▶ _Working data_:
= = = = =
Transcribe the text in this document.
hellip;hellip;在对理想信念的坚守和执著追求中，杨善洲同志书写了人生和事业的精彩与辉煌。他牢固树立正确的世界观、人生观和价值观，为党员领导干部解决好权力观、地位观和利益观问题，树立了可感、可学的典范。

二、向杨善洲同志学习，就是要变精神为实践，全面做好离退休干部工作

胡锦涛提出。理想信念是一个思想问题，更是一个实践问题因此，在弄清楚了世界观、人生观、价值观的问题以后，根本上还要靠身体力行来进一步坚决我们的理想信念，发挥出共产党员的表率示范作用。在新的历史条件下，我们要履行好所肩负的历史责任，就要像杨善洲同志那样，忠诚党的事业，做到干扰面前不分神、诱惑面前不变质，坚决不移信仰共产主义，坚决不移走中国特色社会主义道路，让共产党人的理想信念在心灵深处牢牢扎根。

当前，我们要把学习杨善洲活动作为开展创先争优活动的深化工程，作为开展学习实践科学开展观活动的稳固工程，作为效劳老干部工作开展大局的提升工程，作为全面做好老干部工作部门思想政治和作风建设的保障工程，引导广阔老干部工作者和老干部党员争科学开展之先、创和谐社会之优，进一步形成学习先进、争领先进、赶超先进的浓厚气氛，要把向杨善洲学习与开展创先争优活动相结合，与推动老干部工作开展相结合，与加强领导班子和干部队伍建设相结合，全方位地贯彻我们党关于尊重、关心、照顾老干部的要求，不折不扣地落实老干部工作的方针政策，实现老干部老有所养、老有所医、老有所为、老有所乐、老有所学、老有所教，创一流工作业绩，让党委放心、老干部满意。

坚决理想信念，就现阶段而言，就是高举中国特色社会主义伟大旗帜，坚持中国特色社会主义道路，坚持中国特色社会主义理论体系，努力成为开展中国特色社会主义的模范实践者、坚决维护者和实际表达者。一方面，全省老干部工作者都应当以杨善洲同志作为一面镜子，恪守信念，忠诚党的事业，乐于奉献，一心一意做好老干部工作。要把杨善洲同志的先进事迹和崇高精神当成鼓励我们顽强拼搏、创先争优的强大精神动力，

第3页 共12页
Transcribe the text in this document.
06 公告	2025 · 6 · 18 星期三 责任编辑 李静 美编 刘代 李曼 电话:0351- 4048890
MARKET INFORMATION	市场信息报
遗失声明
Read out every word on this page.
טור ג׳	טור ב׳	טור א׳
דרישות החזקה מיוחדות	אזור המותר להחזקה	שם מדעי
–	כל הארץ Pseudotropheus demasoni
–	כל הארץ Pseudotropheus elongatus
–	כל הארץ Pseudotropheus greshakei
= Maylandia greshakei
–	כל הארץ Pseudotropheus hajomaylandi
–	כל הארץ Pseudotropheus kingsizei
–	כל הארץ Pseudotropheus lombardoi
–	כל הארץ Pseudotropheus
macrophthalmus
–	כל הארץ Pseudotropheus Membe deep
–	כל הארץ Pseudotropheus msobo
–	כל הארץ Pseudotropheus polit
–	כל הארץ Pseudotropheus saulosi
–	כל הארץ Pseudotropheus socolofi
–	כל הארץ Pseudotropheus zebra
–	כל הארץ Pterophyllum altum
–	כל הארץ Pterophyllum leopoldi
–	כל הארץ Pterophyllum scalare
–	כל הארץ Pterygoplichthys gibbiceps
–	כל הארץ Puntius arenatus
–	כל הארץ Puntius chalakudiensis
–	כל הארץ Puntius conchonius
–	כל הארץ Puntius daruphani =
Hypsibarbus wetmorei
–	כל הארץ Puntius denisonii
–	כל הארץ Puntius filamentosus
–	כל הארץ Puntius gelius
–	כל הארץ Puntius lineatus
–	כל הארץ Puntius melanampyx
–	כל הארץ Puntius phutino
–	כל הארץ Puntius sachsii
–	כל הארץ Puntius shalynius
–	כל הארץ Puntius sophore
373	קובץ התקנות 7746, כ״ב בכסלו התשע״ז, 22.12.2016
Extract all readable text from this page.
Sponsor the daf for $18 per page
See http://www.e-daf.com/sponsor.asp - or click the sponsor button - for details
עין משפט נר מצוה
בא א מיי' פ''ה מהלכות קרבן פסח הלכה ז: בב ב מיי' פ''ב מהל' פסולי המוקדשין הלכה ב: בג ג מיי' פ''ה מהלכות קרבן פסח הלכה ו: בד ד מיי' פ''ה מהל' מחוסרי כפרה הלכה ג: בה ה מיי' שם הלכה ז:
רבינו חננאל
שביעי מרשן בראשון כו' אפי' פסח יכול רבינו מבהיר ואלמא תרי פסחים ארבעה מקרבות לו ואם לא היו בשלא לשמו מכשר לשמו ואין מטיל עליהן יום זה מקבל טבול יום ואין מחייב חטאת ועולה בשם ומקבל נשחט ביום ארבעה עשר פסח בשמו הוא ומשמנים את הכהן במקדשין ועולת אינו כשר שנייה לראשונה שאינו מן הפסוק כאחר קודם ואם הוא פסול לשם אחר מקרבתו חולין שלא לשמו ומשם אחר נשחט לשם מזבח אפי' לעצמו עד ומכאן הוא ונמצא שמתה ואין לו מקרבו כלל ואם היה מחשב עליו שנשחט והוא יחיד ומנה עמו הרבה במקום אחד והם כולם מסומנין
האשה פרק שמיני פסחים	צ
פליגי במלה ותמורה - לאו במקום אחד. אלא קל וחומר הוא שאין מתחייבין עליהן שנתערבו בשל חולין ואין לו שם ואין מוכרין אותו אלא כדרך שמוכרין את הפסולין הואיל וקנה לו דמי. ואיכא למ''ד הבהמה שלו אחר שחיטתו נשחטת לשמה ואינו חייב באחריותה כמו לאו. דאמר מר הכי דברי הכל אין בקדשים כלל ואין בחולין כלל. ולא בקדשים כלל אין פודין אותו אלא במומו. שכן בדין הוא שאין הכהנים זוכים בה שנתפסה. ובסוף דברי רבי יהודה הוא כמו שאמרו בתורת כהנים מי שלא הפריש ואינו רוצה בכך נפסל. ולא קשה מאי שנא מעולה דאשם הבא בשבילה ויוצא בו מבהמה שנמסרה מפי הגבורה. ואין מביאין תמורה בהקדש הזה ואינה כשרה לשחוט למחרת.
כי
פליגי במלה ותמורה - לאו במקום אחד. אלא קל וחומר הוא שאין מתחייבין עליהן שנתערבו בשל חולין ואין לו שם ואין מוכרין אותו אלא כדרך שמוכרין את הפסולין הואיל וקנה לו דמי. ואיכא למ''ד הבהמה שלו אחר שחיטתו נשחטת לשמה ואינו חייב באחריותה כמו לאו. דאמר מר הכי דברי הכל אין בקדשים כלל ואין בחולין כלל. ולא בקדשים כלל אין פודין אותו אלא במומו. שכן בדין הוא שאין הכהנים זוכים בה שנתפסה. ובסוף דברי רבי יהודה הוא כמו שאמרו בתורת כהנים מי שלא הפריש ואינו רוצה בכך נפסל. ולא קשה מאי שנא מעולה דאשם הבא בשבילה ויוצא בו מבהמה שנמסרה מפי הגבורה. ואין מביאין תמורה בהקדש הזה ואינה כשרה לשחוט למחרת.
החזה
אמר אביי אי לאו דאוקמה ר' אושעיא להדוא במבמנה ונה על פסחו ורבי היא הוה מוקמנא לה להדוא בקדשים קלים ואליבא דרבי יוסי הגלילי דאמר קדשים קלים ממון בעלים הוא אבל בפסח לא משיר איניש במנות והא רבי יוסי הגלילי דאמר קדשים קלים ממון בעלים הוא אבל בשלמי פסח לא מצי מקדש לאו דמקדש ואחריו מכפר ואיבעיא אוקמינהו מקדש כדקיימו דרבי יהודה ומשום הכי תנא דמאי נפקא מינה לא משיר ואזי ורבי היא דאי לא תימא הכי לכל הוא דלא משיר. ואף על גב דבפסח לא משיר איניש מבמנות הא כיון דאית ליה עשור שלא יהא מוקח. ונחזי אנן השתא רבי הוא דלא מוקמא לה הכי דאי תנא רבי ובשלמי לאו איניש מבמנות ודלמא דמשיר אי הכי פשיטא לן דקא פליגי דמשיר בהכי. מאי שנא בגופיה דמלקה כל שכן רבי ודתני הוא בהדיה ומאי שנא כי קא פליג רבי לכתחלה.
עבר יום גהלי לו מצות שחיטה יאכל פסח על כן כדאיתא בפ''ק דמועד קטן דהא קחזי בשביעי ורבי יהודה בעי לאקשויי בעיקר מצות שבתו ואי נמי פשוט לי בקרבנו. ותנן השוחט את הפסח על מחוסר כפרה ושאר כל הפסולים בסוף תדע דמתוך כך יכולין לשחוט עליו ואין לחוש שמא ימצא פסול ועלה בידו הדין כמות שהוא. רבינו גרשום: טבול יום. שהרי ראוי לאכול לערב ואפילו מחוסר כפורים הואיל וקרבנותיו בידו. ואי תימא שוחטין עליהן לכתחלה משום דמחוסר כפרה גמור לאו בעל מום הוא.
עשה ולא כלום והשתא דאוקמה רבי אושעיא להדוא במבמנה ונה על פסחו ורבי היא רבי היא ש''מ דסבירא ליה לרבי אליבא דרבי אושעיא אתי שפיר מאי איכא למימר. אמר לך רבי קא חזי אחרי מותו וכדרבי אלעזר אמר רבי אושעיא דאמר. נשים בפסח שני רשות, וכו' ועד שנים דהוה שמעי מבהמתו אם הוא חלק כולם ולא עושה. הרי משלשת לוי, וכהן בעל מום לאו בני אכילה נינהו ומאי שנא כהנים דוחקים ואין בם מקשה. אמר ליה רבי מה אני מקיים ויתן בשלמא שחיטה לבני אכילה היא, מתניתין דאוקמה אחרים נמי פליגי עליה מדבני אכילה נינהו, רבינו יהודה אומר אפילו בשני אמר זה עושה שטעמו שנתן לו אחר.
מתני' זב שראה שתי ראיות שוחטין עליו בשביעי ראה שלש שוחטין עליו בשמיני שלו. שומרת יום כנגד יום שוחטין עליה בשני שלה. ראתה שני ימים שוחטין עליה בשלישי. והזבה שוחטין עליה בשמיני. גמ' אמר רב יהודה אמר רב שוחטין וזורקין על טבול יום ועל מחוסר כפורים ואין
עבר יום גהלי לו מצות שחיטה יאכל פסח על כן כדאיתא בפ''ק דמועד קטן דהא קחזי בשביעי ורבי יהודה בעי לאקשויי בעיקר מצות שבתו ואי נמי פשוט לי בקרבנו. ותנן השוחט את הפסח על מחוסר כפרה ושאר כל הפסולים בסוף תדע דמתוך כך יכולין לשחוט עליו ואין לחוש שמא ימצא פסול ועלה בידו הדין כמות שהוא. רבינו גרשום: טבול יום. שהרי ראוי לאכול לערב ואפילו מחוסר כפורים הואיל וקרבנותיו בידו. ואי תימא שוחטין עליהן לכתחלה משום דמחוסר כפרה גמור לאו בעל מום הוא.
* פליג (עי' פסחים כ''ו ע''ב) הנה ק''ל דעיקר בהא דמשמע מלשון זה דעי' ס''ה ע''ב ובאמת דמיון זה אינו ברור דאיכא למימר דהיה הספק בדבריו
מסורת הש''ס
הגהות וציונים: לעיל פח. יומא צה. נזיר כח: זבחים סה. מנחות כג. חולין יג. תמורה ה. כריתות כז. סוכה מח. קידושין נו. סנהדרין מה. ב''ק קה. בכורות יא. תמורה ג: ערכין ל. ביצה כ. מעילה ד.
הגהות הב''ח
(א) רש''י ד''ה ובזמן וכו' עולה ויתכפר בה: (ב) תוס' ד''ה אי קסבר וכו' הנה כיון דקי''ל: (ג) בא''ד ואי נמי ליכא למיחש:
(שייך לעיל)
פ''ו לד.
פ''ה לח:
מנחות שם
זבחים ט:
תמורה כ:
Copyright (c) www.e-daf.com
= = = = =
▶ _Exercise description_: Select, from the listing, all lines that include the word "זבחים".

▶ _Correct response_:
הגהות וציונים: לעיל פח. יומא צה. נזיר כח: זבחים סה. מנחות כג. חולין יג. תמורה ה. כריתות כז. סוכה מח. קידושין נו. סנהדרין מה. ב''ק קה. בכורות יא. תמורה ג: ערכין ל. ביצה כ. מעילה ד.
זבחים ט:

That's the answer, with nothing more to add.